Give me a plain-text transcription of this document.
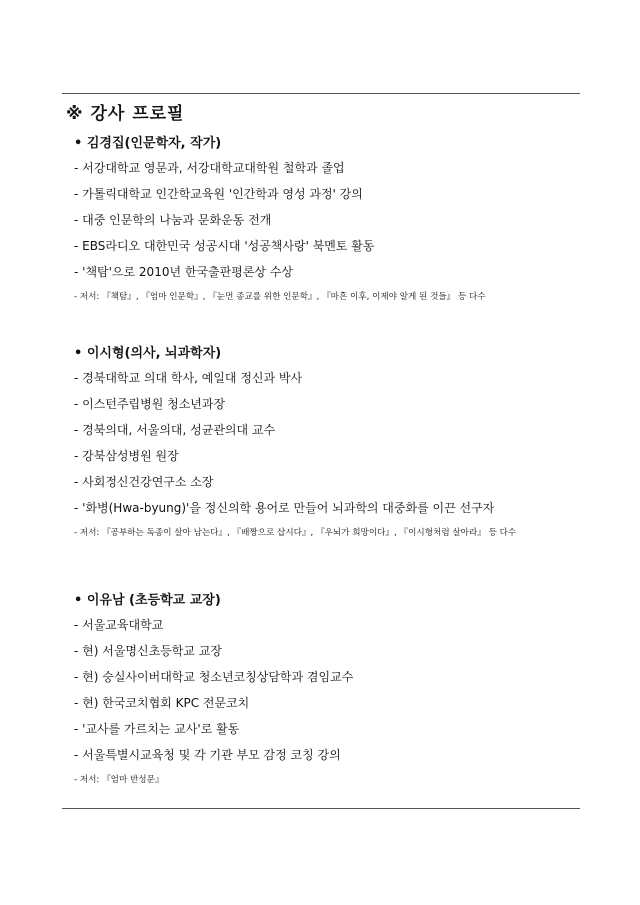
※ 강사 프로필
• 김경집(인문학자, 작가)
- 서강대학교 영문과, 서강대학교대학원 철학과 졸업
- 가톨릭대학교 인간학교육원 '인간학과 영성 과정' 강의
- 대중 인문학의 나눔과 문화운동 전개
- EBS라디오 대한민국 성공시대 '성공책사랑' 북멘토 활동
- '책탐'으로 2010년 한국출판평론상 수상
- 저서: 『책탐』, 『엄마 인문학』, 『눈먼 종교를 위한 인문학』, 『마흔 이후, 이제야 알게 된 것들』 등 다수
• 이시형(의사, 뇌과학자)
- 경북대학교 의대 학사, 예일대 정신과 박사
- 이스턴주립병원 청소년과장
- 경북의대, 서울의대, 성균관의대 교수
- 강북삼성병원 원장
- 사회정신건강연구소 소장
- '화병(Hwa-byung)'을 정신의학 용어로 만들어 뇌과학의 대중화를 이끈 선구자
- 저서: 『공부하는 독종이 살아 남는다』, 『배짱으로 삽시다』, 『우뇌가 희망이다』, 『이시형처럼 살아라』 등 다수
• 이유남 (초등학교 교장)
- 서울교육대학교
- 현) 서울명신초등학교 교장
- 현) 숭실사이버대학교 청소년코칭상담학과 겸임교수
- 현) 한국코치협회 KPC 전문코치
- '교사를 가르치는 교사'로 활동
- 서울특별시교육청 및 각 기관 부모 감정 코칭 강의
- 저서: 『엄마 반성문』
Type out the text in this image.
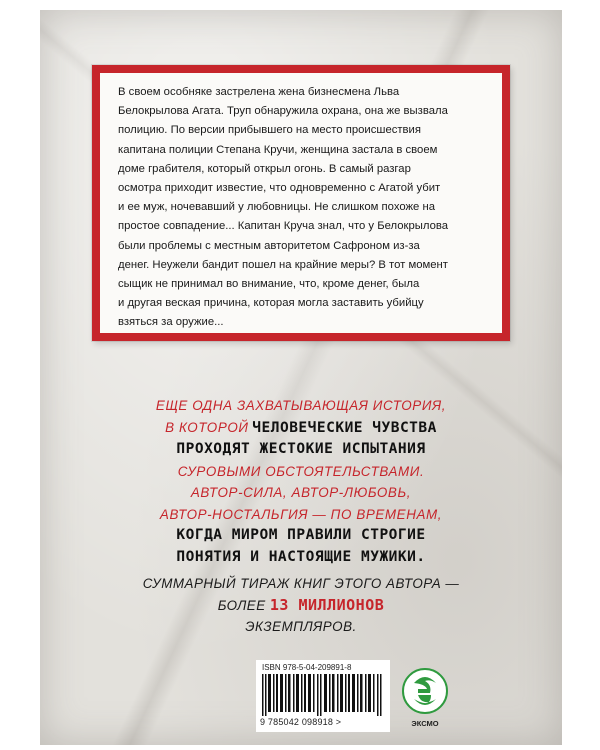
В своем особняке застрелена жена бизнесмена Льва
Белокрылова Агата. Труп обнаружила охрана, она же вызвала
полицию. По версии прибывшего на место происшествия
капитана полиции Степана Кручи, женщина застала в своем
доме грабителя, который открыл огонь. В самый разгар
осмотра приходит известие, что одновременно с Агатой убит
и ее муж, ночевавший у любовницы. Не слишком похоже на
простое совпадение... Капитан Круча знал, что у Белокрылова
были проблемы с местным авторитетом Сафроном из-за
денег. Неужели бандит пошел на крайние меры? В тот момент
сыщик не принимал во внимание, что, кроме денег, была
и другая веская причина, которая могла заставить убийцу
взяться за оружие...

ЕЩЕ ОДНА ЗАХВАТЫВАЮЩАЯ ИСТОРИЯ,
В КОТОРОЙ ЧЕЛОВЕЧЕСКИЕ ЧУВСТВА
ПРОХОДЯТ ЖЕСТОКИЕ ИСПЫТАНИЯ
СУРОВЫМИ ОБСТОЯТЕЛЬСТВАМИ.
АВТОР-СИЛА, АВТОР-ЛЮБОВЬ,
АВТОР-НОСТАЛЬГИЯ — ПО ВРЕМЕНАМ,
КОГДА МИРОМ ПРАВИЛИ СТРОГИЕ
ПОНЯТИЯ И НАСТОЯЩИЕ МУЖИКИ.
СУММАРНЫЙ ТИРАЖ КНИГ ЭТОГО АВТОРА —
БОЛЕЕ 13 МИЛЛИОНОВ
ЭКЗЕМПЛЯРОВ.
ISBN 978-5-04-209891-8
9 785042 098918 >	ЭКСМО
------------------------------
**EXERCISE TASK:**
Set the listing down in full and exactly. Pictures within it should not appear in the copy.

**SOLUTION:**
Give me a plain-text transcription of this document.
※ 강사 프로필
• 김경집(인문학자, 작가)
- 서강대학교 영문과, 서강대학교대학원 철학과 졸업
- 가톨릭대학교 인간학교육원 '인간학과 영성 과정' 강의
- 대중 인문학의 나눔과 문화운동 전개
- EBS라디오 대한민국 성공시대 '성공책사랑' 북멘토 활동
- '책탐'으로 2010년 한국출판평론상 수상
- 저서: 『책탐』, 『엄마 인문학』, 『눈먼 종교를 위한 인문학』, 『마흔 이후, 이제야 알게 된 것들』 등 다수
• 이시형(의사, 뇌과학자)
- 경북대학교 의대 학사, 예일대 정신과 박사
- 이스턴주립병원 청소년과장
- 경북의대, 서울의대, 성균관의대 교수
- 강북삼성병원 원장
- 사회정신건강연구소 소장
- '화병(Hwa-byung)'을 정신의학 용어로 만들어 뇌과학의 대중화를 이끈 선구자
- 저서: 『공부하는 독종이 살아 남는다』, 『배짱으로 삽시다』, 『우뇌가 희망이다』, 『이시형처럼 살아라』 등 다수
• 이유남 (초등학교 교장)
- 서울교육대학교
- 현) 서울명신초등학교 교장
- 현) 숭실사이버대학교 청소년코칭상담학과 겸임교수
- 현) 한국코치협회 KPC 전문코치
- '교사를 가르치는 교사'로 활동
- 서울특별시교육청 및 각 기관 부모 감정 코칭 강의
- 저서: 『엄마 반성문』
Type out the text in this image.
В своем особняке застрелена жена бизнесмена Льва
Белокрылова Агата. Труп обнаружила охрана, она же вызвала
полицию. По версии прибывшего на место происшествия
капитана полиции Степана Кручи, женщина застала в своем
доме грабителя, который открыл огонь. В самый разгар
осмотра приходит известие, что одновременно с Агатой убит
и ее муж, ночевавший у любовницы. Не слишком похоже на
простое совпадение... Капитан Круча знал, что у Белокрылова
были проблемы с местным авторитетом Сафроном из-за
денег. Неужели бандит пошел на крайние меры? В тот момент
сыщик не принимал во внимание, что, кроме денег, была
и другая веская причина, которая могла заставить убийцу
взяться за оружие...

ЕЩЕ ОДНА ЗАХВАТЫВАЮЩАЯ ИСТОРИЯ,
В КОТОРОЙ ЧЕЛОВЕЧЕСКИЕ ЧУВСТВА
ПРОХОДЯТ ЖЕСТОКИЕ ИСПЫТАНИЯ
СУРОВЫМИ ОБСТОЯТЕЛЬСТВАМИ.
АВТОР-СИЛА, АВТОР-ЛЮБОВЬ,
АВТОР-НОСТАЛЬГИЯ — ПО ВРЕМЕНАМ,
КОГДА МИРОМ ПРАВИЛИ СТРОГИЕ
ПОНЯТИЯ И НАСТОЯЩИЕ МУЖИКИ.
СУММАРНЫЙ ТИРАЖ КНИГ ЭТОГО АВТОРА —
БОЛЕЕ 13 МИЛЛИОНОВ
ЭКЗЕМПЛЯРОВ.
ISBN 978-5-04-209891-8
9 785042 098918 >	ЭКСМО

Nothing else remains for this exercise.